§ **EXERCISE REQUIREMENTS**: Give the number of lines in the data that contain "this", and nothing more.

§ **PROVIDED DATA**:
□ □ □ □ □

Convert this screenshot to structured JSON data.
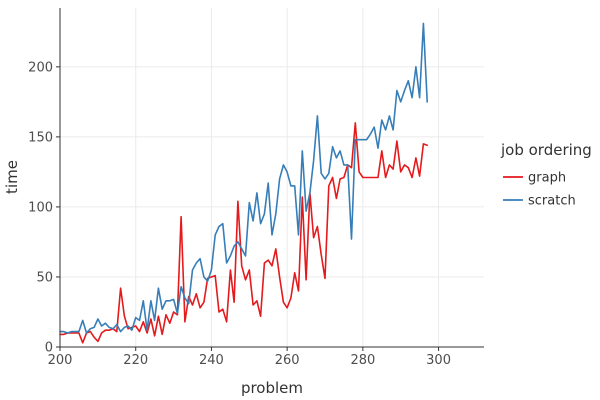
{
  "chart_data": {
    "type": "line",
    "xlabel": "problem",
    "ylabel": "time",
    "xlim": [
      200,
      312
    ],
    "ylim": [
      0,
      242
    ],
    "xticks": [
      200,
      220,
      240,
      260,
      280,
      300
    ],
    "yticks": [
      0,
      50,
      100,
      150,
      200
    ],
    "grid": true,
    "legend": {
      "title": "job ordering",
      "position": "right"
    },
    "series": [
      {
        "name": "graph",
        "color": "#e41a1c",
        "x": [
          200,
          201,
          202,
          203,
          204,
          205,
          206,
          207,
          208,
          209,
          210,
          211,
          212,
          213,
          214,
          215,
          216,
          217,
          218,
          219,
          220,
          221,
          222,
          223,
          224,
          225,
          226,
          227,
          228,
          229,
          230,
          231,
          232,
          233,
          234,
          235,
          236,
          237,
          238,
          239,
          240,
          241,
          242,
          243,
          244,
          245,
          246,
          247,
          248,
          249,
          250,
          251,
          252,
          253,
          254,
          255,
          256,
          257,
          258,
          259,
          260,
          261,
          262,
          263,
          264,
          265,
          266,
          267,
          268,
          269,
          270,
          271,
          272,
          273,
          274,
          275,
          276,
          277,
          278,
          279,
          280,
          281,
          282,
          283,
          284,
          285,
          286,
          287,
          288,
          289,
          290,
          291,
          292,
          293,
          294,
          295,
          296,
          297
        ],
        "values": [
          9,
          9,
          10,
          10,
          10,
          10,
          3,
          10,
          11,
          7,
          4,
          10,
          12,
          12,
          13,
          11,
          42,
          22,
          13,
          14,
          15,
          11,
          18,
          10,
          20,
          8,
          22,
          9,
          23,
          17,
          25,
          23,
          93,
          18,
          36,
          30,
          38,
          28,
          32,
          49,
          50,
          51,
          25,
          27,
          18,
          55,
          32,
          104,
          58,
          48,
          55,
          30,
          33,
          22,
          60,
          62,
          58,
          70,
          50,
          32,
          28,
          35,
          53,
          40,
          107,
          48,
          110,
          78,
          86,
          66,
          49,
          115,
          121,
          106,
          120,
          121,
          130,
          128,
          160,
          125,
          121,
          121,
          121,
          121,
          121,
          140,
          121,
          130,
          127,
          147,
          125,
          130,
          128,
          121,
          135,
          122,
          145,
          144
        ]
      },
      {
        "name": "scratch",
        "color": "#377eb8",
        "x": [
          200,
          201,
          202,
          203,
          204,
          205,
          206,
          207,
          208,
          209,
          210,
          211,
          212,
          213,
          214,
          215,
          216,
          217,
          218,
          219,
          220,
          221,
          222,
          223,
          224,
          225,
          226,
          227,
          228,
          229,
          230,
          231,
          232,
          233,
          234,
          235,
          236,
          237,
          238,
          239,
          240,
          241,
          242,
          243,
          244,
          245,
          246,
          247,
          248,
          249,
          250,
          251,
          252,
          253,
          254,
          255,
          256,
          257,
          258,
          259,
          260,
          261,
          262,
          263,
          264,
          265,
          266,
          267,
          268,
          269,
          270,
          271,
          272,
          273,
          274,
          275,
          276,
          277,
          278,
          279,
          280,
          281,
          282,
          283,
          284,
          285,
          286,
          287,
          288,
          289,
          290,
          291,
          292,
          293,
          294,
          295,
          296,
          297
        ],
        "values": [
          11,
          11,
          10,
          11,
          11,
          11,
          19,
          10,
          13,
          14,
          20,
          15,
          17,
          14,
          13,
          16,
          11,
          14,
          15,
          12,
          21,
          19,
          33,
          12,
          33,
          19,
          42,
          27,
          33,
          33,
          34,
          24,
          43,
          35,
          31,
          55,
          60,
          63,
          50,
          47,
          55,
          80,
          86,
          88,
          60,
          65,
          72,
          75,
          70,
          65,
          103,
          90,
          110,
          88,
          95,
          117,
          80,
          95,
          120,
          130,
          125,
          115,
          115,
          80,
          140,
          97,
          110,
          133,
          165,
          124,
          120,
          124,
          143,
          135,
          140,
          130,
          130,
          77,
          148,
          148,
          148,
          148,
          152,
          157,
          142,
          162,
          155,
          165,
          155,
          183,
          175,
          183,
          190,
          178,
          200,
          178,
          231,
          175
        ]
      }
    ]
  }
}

□ □ □ □ □

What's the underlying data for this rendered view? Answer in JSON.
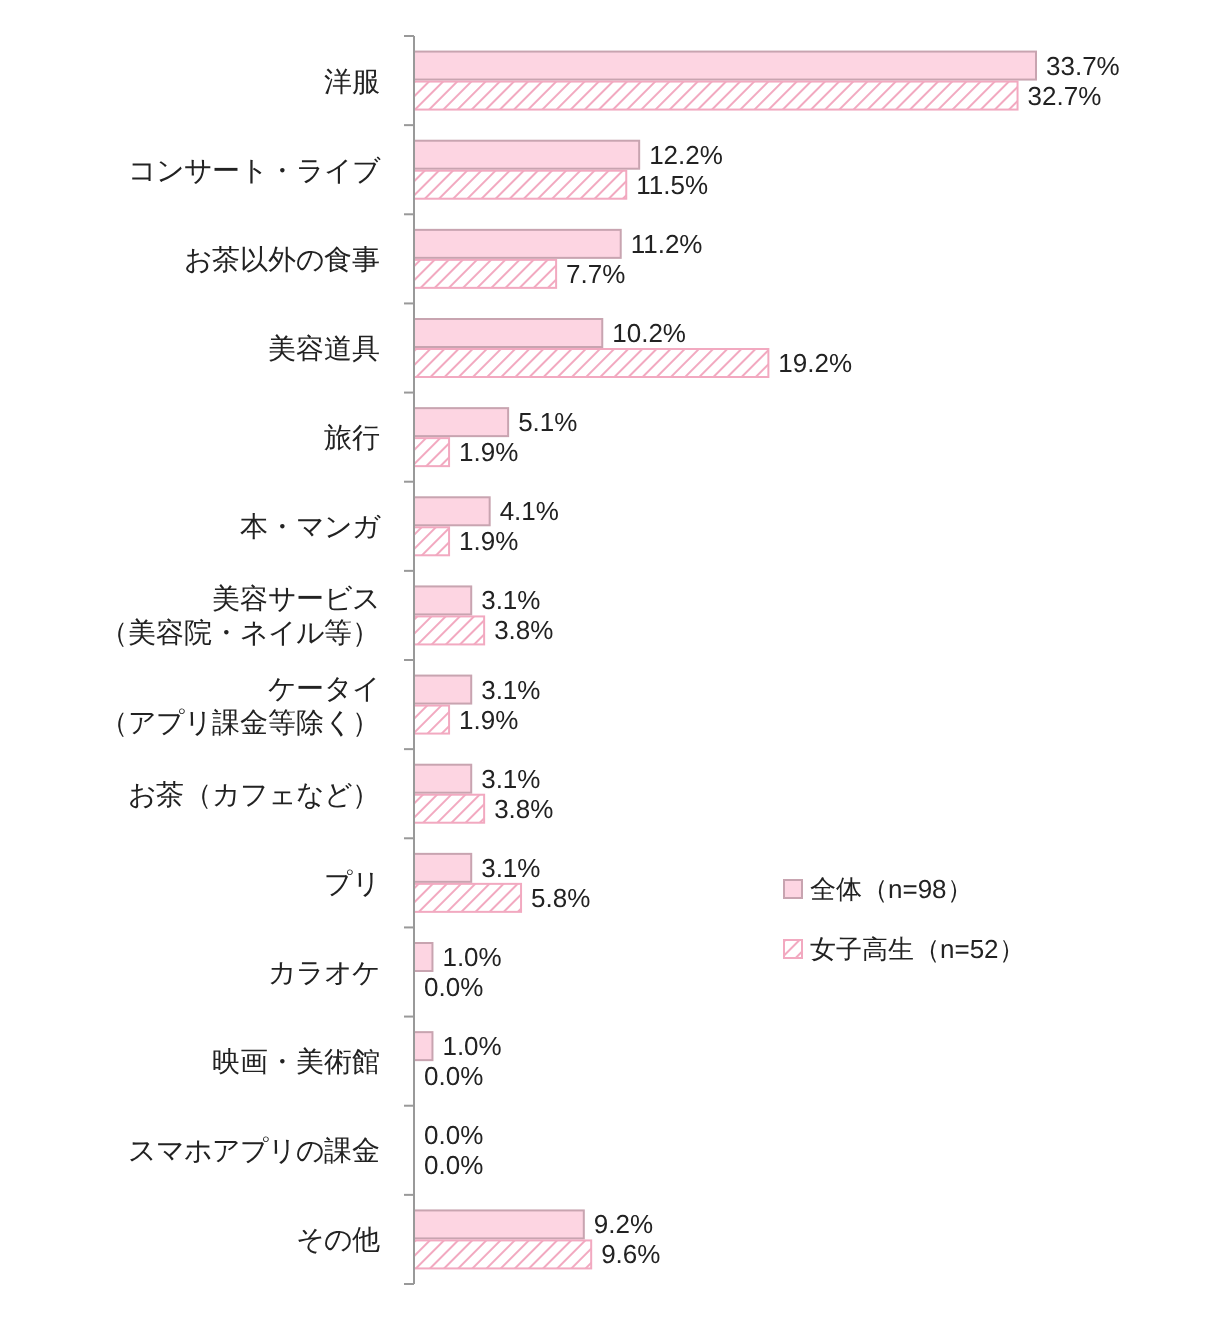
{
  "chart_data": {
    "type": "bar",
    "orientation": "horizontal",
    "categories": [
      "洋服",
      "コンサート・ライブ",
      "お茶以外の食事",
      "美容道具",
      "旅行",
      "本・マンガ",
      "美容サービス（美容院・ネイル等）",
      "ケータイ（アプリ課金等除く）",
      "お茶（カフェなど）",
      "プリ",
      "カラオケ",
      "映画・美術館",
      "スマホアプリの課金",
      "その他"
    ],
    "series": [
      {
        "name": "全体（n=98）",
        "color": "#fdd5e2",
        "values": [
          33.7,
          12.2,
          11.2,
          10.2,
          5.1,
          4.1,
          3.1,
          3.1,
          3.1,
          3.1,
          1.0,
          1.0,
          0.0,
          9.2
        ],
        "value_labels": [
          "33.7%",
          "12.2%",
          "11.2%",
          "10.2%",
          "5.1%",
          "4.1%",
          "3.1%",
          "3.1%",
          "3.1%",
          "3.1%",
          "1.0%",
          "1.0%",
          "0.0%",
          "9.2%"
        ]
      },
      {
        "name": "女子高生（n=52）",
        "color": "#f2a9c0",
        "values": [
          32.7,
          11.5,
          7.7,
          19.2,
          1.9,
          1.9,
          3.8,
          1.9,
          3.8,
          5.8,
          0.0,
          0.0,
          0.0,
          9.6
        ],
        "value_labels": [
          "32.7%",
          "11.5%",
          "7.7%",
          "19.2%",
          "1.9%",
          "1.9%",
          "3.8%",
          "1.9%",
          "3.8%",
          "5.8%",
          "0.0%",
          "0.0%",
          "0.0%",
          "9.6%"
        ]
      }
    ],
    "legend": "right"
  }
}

□ □ □ □ □

§ **SOLUTION**: 2